§ STORED ROWS
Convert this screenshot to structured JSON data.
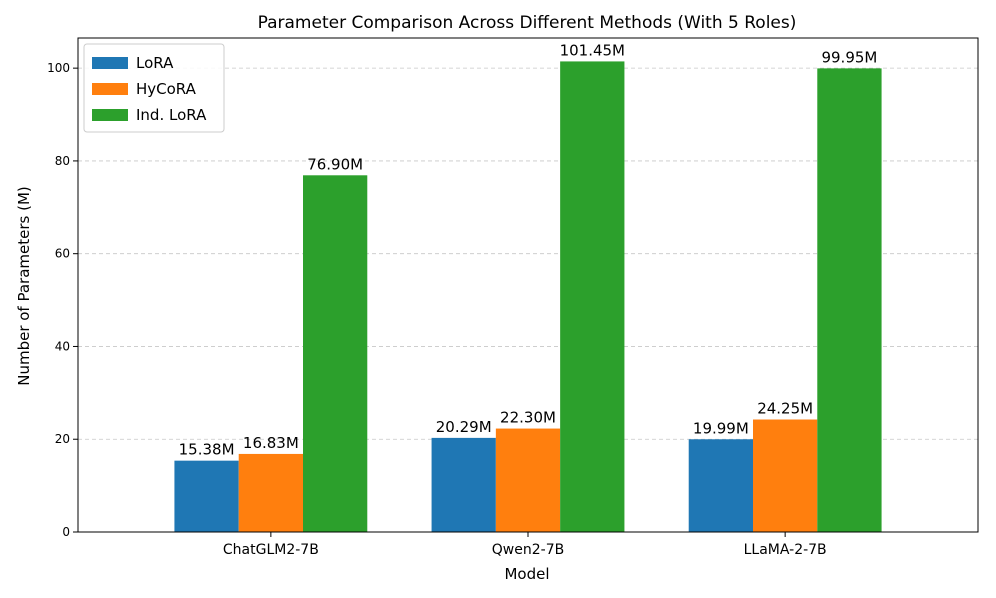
{
  "chart_data": {
    "type": "bar",
    "title": "Parameter Comparison Across Different Methods (With 5 Roles)",
    "xlabel": "Model",
    "ylabel": "Number of Parameters (M)",
    "categories": [
      "ChatGLM2-7B",
      "Qwen2-7B",
      "LLaMA-2-7B"
    ],
    "series": [
      {
        "name": "LoRA",
        "color": "#1f77b4",
        "values": [
          15.38,
          20.29,
          19.99
        ],
        "labels": [
          "15.38M",
          "20.29M",
          "19.99M"
        ]
      },
      {
        "name": "HyCoRA",
        "color": "#ff7f0e",
        "values": [
          16.83,
          22.3,
          24.25
        ],
        "labels": [
          "16.83M",
          "22.30M",
          "24.25M"
        ]
      },
      {
        "name": "Ind. LoRA",
        "color": "#2ca02c",
        "values": [
          76.9,
          101.45,
          99.95
        ],
        "labels": [
          "76.90M",
          "101.45M",
          "99.95M"
        ]
      }
    ],
    "yticks": [
      0,
      20,
      40,
      60,
      80,
      100
    ],
    "ylim": [
      0,
      106.5
    ],
    "grid": "y-dashed",
    "legend_position": "top-left"
  }
}
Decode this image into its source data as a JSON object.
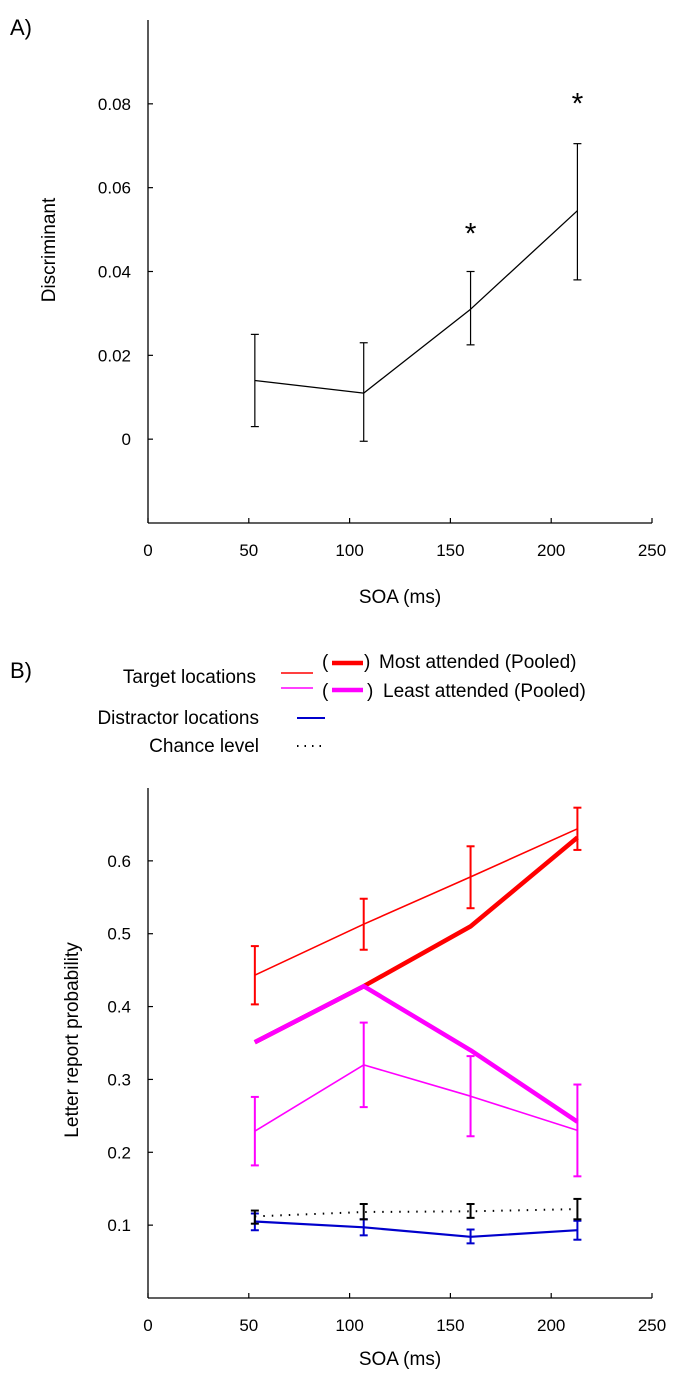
{
  "figure": {
    "panel_a_label": "A)",
    "panel_b_label": "B)"
  },
  "legend": {
    "target_label": "Target locations",
    "distractor_label": "Distractor locations",
    "chance_label": "Chance level",
    "most_attended": "Most attended (Pooled)",
    "least_attended": "Least attended (Pooled)",
    "open_paren": "(",
    "close_paren": ")"
  },
  "chart_data": [
    {
      "type": "line",
      "panel": "A)",
      "xlabel": "SOA (ms)",
      "ylabel": "Discriminant",
      "xlim": [
        0,
        250
      ],
      "ylim": [
        -0.02,
        0.1
      ],
      "xticks": [
        0,
        50,
        100,
        150,
        200,
        250
      ],
      "yticks": [
        0,
        0.02,
        0.04,
        0.06,
        0.08
      ],
      "ytick_labels": [
        "0",
        "0.02",
        "0.04",
        "0.06",
        "0.08"
      ],
      "series": [
        {
          "color": "#000000",
          "x": [
            53,
            107,
            160,
            213
          ],
          "y": [
            0.014,
            0.011,
            0.031,
            0.0545
          ],
          "err_low": [
            0.003,
            -0.0005,
            0.0225,
            0.038
          ],
          "err_high": [
            0.025,
            0.023,
            0.04,
            0.0705
          ]
        }
      ],
      "annotations": [
        {
          "text": "*",
          "x": 160,
          "y": 0.05
        },
        {
          "text": "*",
          "x": 213,
          "y": 0.081
        }
      ]
    },
    {
      "type": "line",
      "panel": "B)",
      "xlabel": "SOA (ms)",
      "ylabel": "Letter report probability",
      "xlim": [
        0,
        250
      ],
      "ylim": [
        0,
        0.7
      ],
      "xticks": [
        0,
        50,
        100,
        150,
        200,
        250
      ],
      "yticks": [
        0.1,
        0.2,
        0.3,
        0.4,
        0.5,
        0.6
      ],
      "ytick_labels": [
        "0.1",
        "0.2",
        "0.3",
        "0.4",
        "0.5",
        "0.6"
      ],
      "series": [
        {
          "color": "#ff0000",
          "style": "thin",
          "x": [
            53,
            107,
            160,
            213
          ],
          "y": [
            0.443,
            0.513,
            0.578,
            0.644
          ],
          "err_low": [
            0.403,
            0.478,
            0.535,
            0.615
          ],
          "err_high": [
            0.483,
            0.548,
            0.62,
            0.673
          ]
        },
        {
          "color": "#ff00ff",
          "style": "thin",
          "x": [
            53,
            107,
            160,
            213
          ],
          "y": [
            0.229,
            0.32,
            0.277,
            0.23
          ],
          "err_low": [
            0.182,
            0.262,
            0.222,
            0.167
          ],
          "err_high": [
            0.276,
            0.378,
            0.332,
            0.293
          ]
        },
        {
          "color": "#ff0000",
          "style": "thick",
          "x": [
            53,
            107,
            160,
            213
          ],
          "y": [
            0.351,
            0.428,
            0.51,
            0.632
          ]
        },
        {
          "color": "#ff00ff",
          "style": "thick",
          "x": [
            53,
            107,
            160,
            213
          ],
          "y": [
            0.351,
            0.428,
            0.34,
            0.242
          ]
        },
        {
          "color": "#0000cc",
          "style": "thin",
          "x": [
            53,
            107,
            160,
            213
          ],
          "y": [
            0.105,
            0.097,
            0.084,
            0.093
          ],
          "err_low": [
            0.093,
            0.086,
            0.075,
            0.08
          ],
          "err_high": [
            0.116,
            0.108,
            0.094,
            0.106
          ]
        },
        {
          "color": "#000000",
          "style": "dotted",
          "x": [
            53,
            107,
            160,
            213
          ],
          "y": [
            0.112,
            0.118,
            0.119,
            0.122
          ],
          "err_low": [
            0.102,
            0.108,
            0.11,
            0.108
          ],
          "err_high": [
            0.12,
            0.129,
            0.129,
            0.136
          ]
        }
      ]
    }
  ]
}
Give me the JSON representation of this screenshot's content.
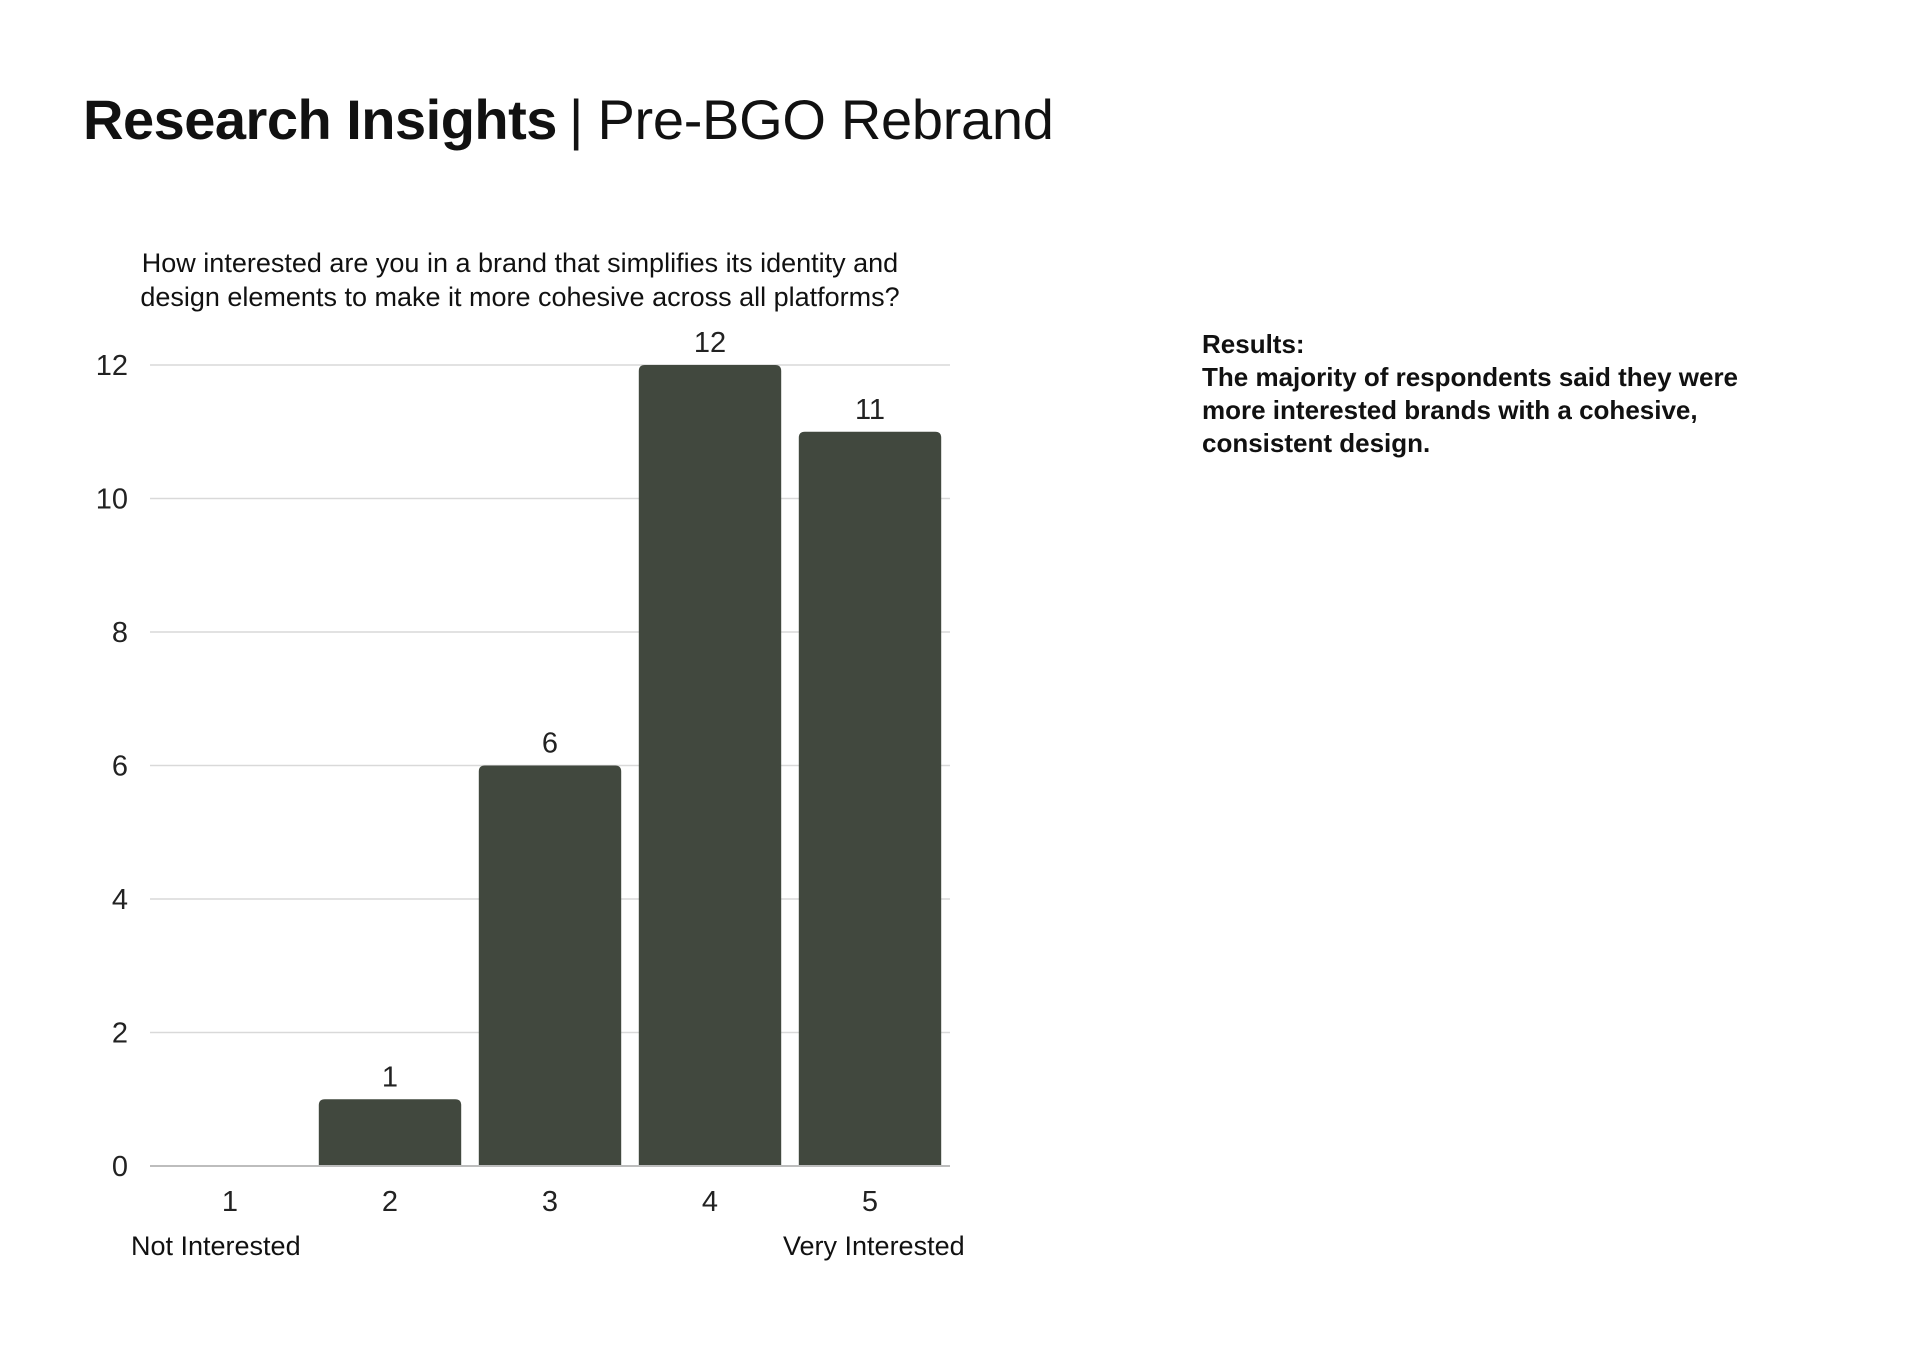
{
  "page": {
    "title_bold": "Research Insights",
    "title_separator": "|",
    "title_light": "Pre-BGO Rebrand"
  },
  "results": {
    "heading": "Results:",
    "lines": [
      "The majority of respondents said they were",
      "more interested brands with a cohesive,",
      "consistent design."
    ]
  },
  "colors": {
    "bar": "#41483E",
    "grid": "#d9d9d9",
    "axis": "#bdbdbd"
  },
  "chart_data": {
    "type": "bar",
    "title": "How interested are you in a brand that simplifies its identity and design elements to make it more cohesive across all platforms?",
    "title_lines": [
      "How interested are you in a brand that simplifies its identity and",
      "design elements to make it more cohesive across all platforms?"
    ],
    "categories": [
      "1",
      "2",
      "3",
      "4",
      "5"
    ],
    "values": [
      0,
      1,
      6,
      12,
      11
    ],
    "ylim": [
      0,
      12
    ],
    "yticks": [
      0,
      2,
      4,
      6,
      8,
      10,
      12
    ],
    "grid": true,
    "legend": "none",
    "data_labels": true,
    "scale_labels": {
      "low": "Not Interested",
      "high": "Very Interested"
    }
  }
}
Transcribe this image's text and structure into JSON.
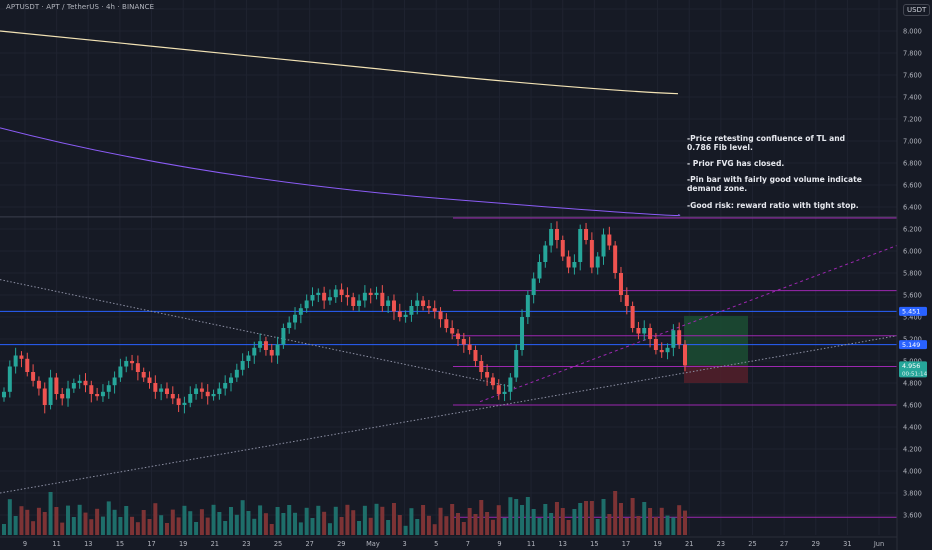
{
  "header": {
    "symbol": "APTUSDT · APT / TetherUS · 4h · BINANCE",
    "currency": "USDT"
  },
  "annotation": {
    "lines": [
      "-Price retesting confluence of TL and 0.786 Fib level.",
      "- Prior FVG has closed.",
      "-Pin bar with fairly good volume indicate demand zone.",
      "-Good risk: reward ratio with tight stop."
    ]
  },
  "colors": {
    "background": "#161a25",
    "up": "#26a69a",
    "down": "#ef5350",
    "up_volume": "#1e6e6a",
    "down_volume": "#7d3335",
    "ma_yellow": "#f3e3b5",
    "ma_purple": "#8b5cf6",
    "fib_purple": "#9c27b0",
    "blue_level": "#2962ff",
    "trendline": "#8c8fa3",
    "target_zone": "#1b4e32",
    "stop_zone": "#54202a"
  },
  "chart_data": {
    "type": "candlestick",
    "timeframe": "4h",
    "x_tick_labels": [
      "9",
      "11",
      "13",
      "15",
      "17",
      "19",
      "21",
      "23",
      "25",
      "27",
      "29",
      "May",
      "3",
      "5",
      "7",
      "9",
      "11",
      "13",
      "15",
      "17",
      "19",
      "21",
      "23",
      "25",
      "27",
      "29",
      "31",
      "Jun"
    ],
    "y_tick_labels": [
      "8.200",
      "8.000",
      "7.800",
      "7.600",
      "7.400",
      "7.200",
      "7.000",
      "6.800",
      "6.600",
      "6.400",
      "6.200",
      "6.000",
      "5.800",
      "5.600",
      "5.400",
      "5.200",
      "5.000",
      "4.800",
      "4.600",
      "4.400",
      "4.200",
      "4.000",
      "3.800",
      "3.600"
    ],
    "ylim": [
      3.56,
      8.3
    ],
    "price_badges": [
      {
        "label": "5.451",
        "value": 5.451,
        "color": "#2962ff"
      },
      {
        "label": "5.149",
        "value": 5.149,
        "color": "#2962ff"
      },
      {
        "label": "4.956",
        "sublabel": "00:51:14",
        "value": 4.956,
        "color": "#26a69a"
      }
    ],
    "horizontal_levels": [
      {
        "value": 6.3,
        "color": "#9c27b0"
      },
      {
        "value": 5.64,
        "color": "#9c27b0"
      },
      {
        "value": 5.23,
        "color": "#9c27b0"
      },
      {
        "value": 4.95,
        "color": "#9c27b0"
      },
      {
        "value": 4.6,
        "color": "#9c27b0"
      },
      {
        "value": 3.58,
        "color": "#9c27b0"
      },
      {
        "value": 5.451,
        "color": "#2962ff"
      },
      {
        "value": 5.149,
        "color": "#2962ff"
      }
    ],
    "close_series": [
      4.72,
      4.95,
      5.05,
      5.02,
      4.9,
      4.82,
      4.75,
      4.6,
      4.85,
      4.7,
      4.66,
      4.75,
      4.8,
      4.82,
      4.78,
      4.7,
      4.68,
      4.72,
      4.78,
      4.85,
      4.95,
      5.0,
      4.98,
      4.9,
      4.85,
      4.8,
      4.72,
      4.75,
      4.7,
      4.66,
      4.6,
      4.62,
      4.7,
      4.75,
      4.72,
      4.68,
      4.7,
      4.75,
      4.8,
      4.85,
      4.92,
      5.0,
      5.05,
      5.12,
      5.18,
      5.1,
      5.05,
      5.15,
      5.3,
      5.35,
      5.42,
      5.48,
      5.55,
      5.6,
      5.62,
      5.55,
      5.58,
      5.65,
      5.6,
      5.58,
      5.5,
      5.55,
      5.62,
      5.6,
      5.62,
      5.5,
      5.55,
      5.45,
      5.4,
      5.42,
      5.5,
      5.55,
      5.5,
      5.48,
      5.45,
      5.38,
      5.3,
      5.25,
      5.2,
      5.15,
      5.1,
      5.0,
      4.9,
      4.85,
      4.78,
      4.7,
      4.72,
      4.85,
      5.1,
      5.4,
      5.6,
      5.75,
      5.9,
      6.05,
      6.2,
      6.1,
      5.95,
      5.85,
      5.9,
      6.2,
      6.1,
      5.85,
      5.95,
      6.15,
      6.05,
      5.8,
      5.6,
      5.5,
      5.3,
      5.25,
      5.3,
      5.2,
      5.1,
      5.08,
      5.12,
      5.28,
      5.15,
      4.96
    ]
  }
}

§ SHORT PROBLEM
Respond with the number of lines containing "elements" and no additional words.

§ RESULT BELOW
2